- [Short problem]:
Pull out every line from the listing that has the word "color".

[Data entries for graphics]
-- begin --

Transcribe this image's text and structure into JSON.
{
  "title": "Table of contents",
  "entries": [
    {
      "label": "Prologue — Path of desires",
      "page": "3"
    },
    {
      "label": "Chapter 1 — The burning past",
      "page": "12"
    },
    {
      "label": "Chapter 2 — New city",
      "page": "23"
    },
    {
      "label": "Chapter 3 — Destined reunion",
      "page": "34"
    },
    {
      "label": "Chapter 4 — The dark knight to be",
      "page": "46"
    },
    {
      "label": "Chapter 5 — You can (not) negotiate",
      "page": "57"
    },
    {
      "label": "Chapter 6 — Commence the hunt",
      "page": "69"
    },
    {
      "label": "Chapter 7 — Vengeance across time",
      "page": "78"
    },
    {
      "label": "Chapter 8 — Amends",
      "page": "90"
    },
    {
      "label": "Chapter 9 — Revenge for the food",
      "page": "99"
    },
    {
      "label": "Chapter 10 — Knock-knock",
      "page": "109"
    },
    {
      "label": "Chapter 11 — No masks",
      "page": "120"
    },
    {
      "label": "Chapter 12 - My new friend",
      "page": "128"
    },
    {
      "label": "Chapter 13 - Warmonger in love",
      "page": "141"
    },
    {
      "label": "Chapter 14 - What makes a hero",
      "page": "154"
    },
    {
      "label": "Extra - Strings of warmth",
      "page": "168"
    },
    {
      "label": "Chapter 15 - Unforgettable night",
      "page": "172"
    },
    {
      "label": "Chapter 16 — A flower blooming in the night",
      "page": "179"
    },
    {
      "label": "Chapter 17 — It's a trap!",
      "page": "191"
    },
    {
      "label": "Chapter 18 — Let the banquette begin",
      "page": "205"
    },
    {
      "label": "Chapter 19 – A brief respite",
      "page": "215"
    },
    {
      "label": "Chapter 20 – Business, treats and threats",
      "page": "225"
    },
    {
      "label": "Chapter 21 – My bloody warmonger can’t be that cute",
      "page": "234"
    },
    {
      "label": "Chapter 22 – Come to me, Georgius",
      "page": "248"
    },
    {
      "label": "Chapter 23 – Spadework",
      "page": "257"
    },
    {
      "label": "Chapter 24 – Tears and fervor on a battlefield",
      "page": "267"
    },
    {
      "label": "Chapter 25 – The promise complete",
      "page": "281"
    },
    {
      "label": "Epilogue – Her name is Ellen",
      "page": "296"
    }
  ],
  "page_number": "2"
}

-- end --
-- begin --

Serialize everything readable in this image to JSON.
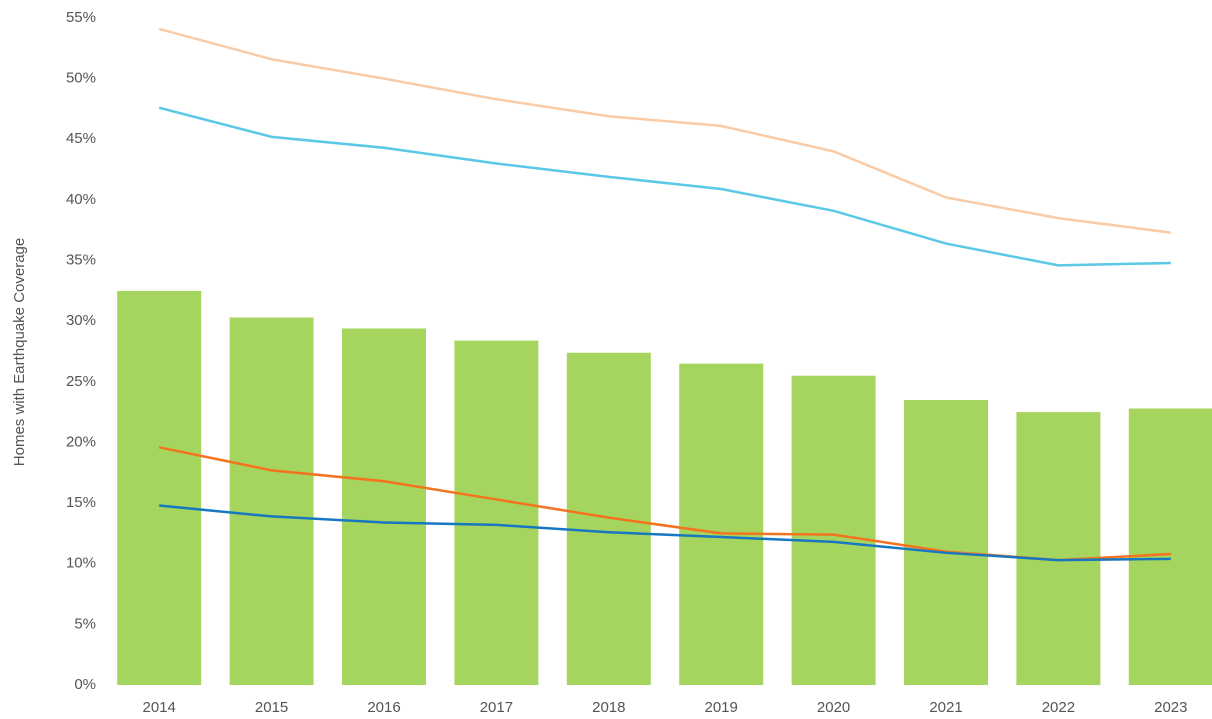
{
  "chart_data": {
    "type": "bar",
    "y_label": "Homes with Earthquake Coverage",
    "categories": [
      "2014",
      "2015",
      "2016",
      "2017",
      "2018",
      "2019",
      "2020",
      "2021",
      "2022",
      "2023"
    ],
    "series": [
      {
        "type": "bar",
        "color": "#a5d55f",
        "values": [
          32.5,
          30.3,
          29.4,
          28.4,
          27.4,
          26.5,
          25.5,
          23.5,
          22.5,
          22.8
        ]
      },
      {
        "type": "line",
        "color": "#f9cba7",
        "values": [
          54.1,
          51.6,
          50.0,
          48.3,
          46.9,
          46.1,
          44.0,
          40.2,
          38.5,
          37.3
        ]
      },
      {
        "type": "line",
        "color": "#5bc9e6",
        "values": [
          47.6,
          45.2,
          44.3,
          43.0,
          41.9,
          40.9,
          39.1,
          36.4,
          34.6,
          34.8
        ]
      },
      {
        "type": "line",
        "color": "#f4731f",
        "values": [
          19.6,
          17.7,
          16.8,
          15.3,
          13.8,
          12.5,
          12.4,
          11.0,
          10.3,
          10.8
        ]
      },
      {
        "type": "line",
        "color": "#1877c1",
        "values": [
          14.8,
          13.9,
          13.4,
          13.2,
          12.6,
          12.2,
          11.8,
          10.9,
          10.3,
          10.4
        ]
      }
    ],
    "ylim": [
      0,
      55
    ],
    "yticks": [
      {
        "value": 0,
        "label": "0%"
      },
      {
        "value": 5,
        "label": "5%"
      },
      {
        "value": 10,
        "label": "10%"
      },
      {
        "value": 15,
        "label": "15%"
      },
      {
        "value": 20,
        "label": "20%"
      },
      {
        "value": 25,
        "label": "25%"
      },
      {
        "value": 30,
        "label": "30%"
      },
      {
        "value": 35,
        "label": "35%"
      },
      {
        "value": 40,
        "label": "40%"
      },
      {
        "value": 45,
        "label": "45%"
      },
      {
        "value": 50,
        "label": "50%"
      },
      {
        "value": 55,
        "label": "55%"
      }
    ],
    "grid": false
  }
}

-- end --

- [Solved exercise]:
        "color": "#a5d55f",
        "color": "#f9cba7",
        "color": "#5bc9e6",
        "color": "#f4731f",
        "color": "#1877c1",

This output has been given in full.